:: Task input ::
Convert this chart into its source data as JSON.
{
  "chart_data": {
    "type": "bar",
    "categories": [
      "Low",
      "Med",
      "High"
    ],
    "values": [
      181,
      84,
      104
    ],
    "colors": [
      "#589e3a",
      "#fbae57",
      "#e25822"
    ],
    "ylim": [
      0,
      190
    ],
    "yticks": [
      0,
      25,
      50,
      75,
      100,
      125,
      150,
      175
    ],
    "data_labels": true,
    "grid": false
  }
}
:::
:: Task input ::
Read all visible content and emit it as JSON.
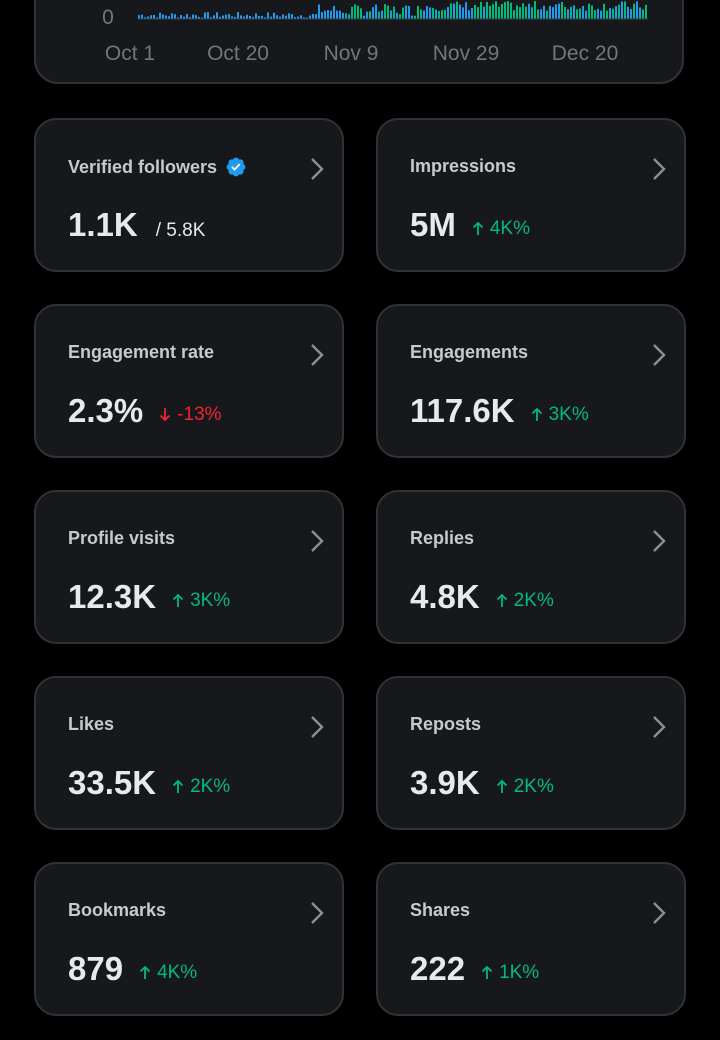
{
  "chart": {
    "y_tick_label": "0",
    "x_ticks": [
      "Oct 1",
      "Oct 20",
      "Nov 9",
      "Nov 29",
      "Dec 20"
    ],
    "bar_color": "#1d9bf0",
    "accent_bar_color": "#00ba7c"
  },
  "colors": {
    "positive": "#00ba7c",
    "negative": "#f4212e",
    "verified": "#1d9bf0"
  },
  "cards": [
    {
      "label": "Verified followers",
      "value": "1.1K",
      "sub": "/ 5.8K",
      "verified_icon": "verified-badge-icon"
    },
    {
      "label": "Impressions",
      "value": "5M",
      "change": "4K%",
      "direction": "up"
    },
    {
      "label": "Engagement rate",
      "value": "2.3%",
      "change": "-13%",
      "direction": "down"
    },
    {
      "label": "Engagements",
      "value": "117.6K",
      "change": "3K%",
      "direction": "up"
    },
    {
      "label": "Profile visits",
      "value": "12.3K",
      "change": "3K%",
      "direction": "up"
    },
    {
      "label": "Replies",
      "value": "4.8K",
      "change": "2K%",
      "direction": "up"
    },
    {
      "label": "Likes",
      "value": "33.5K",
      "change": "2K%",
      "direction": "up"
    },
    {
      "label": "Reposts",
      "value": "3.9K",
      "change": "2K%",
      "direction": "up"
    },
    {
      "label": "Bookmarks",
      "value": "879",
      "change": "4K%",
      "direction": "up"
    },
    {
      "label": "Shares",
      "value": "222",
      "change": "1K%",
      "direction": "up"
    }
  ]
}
:::
Determine how many lines in the listing above hold the word "JSON", answering with the number only.

**Expected output**
2